■ Task requirements
Reproduce the records below exactly, leaving out any pictures.

■ Supplied material
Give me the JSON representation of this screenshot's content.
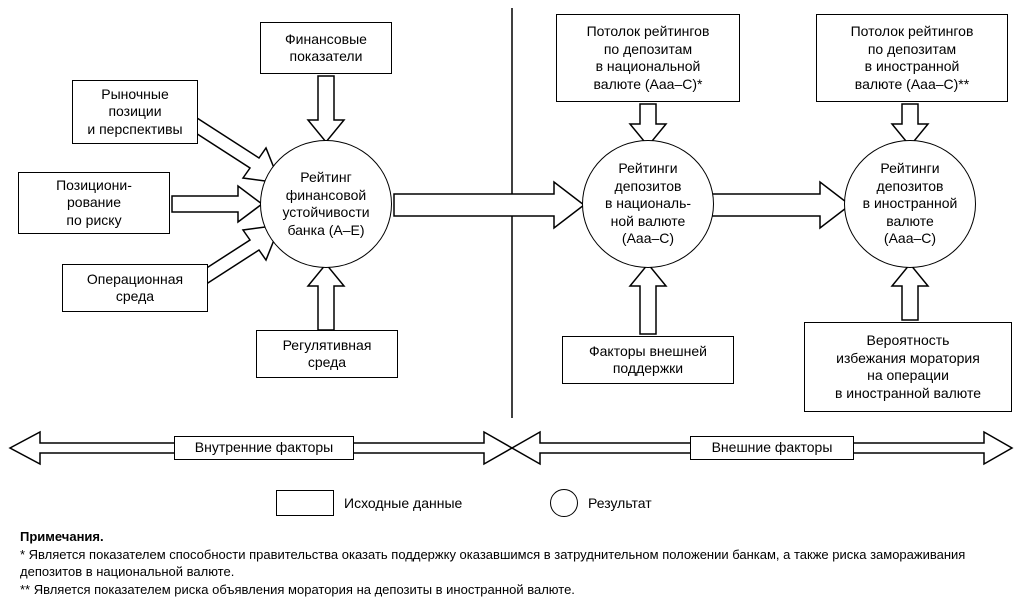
{
  "diagram": {
    "type": "flowchart",
    "background_color": "#ffffff",
    "stroke_color": "#000000",
    "text_color": "#000000",
    "font_family": "Arial",
    "font_size_pt": 11,
    "boxes": {
      "fin_indicators": "Финансовые\nпоказатели",
      "market_pos": "Рыночные\nпозиции\nи перспективы",
      "positioning": "Позициони-\nрование\nпо риску",
      "op_env": "Операционная\nсреда",
      "reg_env": "Регулятивная\nсреда",
      "ceiling_nat": "Потолок рейтингов\nпо депозитам\nв национальной\nвалюте (Aaa–C)*",
      "ceiling_for": "Потолок рейтингов\nпо депозитам\nв иностранной\nвалюте (Aaa–C)**",
      "ext_support": "Факторы внешней\nподдержки",
      "avoid_moratorium": "Вероятность\nизбежания моратория\nна операции\nв иностранной валюте"
    },
    "circles": {
      "bank_rating": "Рейтинг\nфинансовой\nустойчивости\nбанка (A–E)",
      "nat_deposits": "Рейтинги\nдепозитов\nв националь-\nной валюте\n(Aaa–C)",
      "for_deposits": "Рейтинги\nдепозитов\nв иностранной\nвалюте\n(Aaa–C)"
    },
    "section_labels": {
      "internal": "Внутренние факторы",
      "external": "Внешние факторы"
    },
    "legend": {
      "input": "Исходные данные",
      "output": "Результат"
    },
    "notes": {
      "title": "Примечания.",
      "n1": "*  Является показателем способности правительства оказать поддержку оказавшимся в затруднительном положении банкам, а также риска замораживания депозитов в национальной валюте.",
      "n2": "** Является показателем риска объявления моратория на депозиты в иностранной валюте."
    }
  }
}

■ The reply
Give me the JSON representation of this screenshot's content.
{
  "diagram": {
    "type": "flowchart",
    "background_color": "#ffffff",
    "stroke_color": "#000000",
    "text_color": "#000000",
    "font_family": "Arial",
    "font_size_pt": 11,
    "boxes": {
      "fin_indicators": "Финансовые\nпоказатели",
      "market_pos": "Рыночные\nпозиции\nи перспективы",
      "positioning": "Позициони-\nрование\nпо риску",
      "op_env": "Операционная\nсреда",
      "reg_env": "Регулятивная\nсреда",
      "ceiling_nat": "Потолок рейтингов\nпо депозитам\nв национальной\nвалюте (Aaa–C)*",
      "ceiling_for": "Потолок рейтингов\nпо депозитам\nв иностранной\nвалюте (Aaa–C)**",
      "ext_support": "Факторы внешней\nподдержки",
      "avoid_moratorium": "Вероятность\nизбежания моратория\nна операции\nв иностранной валюте"
    },
    "circles": {
      "bank_rating": "Рейтинг\nфинансовой\nустойчивости\nбанка (A–E)",
      "nat_deposits": "Рейтинги\nдепозитов\nв националь-\nной валюте\n(Aaa–C)",
      "for_deposits": "Рейтинги\nдепозитов\nв иностранной\nвалюте\n(Aaa–C)"
    },
    "section_labels": {
      "internal": "Внутренние факторы",
      "external": "Внешние факторы"
    },
    "legend": {
      "input": "Исходные данные",
      "output": "Результат"
    },
    "notes": {
      "title": "Примечания.",
      "n1": "*  Является показателем способности правительства оказать поддержку оказавшимся в затруднительном положении банкам, а также риска замораживания депозитов в национальной валюте.",
      "n2": "** Является показателем риска объявления моратория на депозиты в иностранной валюте."
    }
  }
}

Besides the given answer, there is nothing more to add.